***** Supplied data

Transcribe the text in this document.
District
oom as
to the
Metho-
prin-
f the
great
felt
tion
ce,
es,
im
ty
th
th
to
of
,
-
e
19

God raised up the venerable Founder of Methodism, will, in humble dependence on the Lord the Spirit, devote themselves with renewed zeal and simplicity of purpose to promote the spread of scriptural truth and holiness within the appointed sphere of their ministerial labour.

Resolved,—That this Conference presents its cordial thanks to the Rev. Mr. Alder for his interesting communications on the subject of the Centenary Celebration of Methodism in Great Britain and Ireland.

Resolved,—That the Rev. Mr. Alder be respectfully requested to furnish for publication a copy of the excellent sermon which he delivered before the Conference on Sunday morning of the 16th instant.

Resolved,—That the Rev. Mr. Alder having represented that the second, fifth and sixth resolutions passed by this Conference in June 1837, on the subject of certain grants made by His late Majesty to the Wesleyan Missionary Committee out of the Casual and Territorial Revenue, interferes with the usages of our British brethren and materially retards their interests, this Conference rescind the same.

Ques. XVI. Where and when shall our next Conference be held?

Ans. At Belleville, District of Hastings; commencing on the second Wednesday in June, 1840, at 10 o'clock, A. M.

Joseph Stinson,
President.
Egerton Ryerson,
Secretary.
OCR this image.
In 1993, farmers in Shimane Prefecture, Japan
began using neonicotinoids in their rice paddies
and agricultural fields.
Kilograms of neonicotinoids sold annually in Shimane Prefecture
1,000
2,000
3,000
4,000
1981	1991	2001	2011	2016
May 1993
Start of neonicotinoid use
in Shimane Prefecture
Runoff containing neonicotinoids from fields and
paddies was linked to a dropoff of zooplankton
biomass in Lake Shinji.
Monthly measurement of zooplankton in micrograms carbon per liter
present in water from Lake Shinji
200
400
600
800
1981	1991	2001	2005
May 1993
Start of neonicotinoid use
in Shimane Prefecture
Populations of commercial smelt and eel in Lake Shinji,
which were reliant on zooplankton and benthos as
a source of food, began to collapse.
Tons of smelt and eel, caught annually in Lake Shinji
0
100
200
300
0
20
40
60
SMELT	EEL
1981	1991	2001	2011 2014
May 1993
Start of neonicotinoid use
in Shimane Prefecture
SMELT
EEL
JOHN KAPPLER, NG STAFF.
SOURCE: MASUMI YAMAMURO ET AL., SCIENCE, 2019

**********

> _Directions_
Return each line of the records above exactly as it reads.

> _Written answer_
Transcribe the text in this document.
District
oom as
to the
Metho-
prin-
f the
great
felt
tion
ce,
es,
im
ty
th
th
to
of
,
-
e
19

God raised up the venerable Founder of Methodism, will, in humble dependence on the Lord the Spirit, devote themselves with renewed zeal and simplicity of purpose to promote the spread of scriptural truth and holiness within the appointed sphere of their ministerial labour.

Resolved,—That this Conference presents its cordial thanks to the Rev. Mr. Alder for his interesting communications on the subject of the Centenary Celebration of Methodism in Great Britain and Ireland.

Resolved,—That the Rev. Mr. Alder be respectfully requested to furnish for publication a copy of the excellent sermon which he delivered before the Conference on Sunday morning of the 16th instant.

Resolved,—That the Rev. Mr. Alder having represented that the second, fifth and sixth resolutions passed by this Conference in June 1837, on the subject of certain grants made by His late Majesty to the Wesleyan Missionary Committee out of the Casual and Territorial Revenue, interferes with the usages of our British brethren and materially retards their interests, this Conference rescind the same.

Ques. XVI. Where and when shall our next Conference be held?

Ans. At Belleville, District of Hastings; commencing on the second Wednesday in June, 1840, at 10 o'clock, A. M.

Joseph Stinson,
President.
Egerton Ryerson,
Secretary.
OCR this image.
In 1993, farmers in Shimane Prefecture, Japan
began using neonicotinoids in their rice paddies
and agricultural fields.
Kilograms of neonicotinoids sold annually in Shimane Prefecture
1,000
2,000
3,000
4,000
1981	1991	2001	2011	2016
May 1993
Start of neonicotinoid use
in Shimane Prefecture
Runoff containing neonicotinoids from fields and
paddies was linked to a dropoff of zooplankton
biomass in Lake Shinji.
Monthly measurement of zooplankton in micrograms carbon per liter
present in water from Lake Shinji
200
400
600
800
1981	1991	2001	2005
May 1993
Start of neonicotinoid use
in Shimane Prefecture
Populations of commercial smelt and eel in Lake Shinji,
which were reliant on zooplankton and benthos as
a source of food, began to collapse.
Tons of smelt and eel, caught annually in Lake Shinji
0
100
200
300
0
20
40
60
SMELT	EEL
1981	1991	2001	2011 2014
May 1993
Start of neonicotinoid use
in Shimane Prefecture
SMELT
EEL
JOHN KAPPLER, NG STAFF.
SOURCE: MASUMI YAMAMURO ET AL., SCIENCE, 2019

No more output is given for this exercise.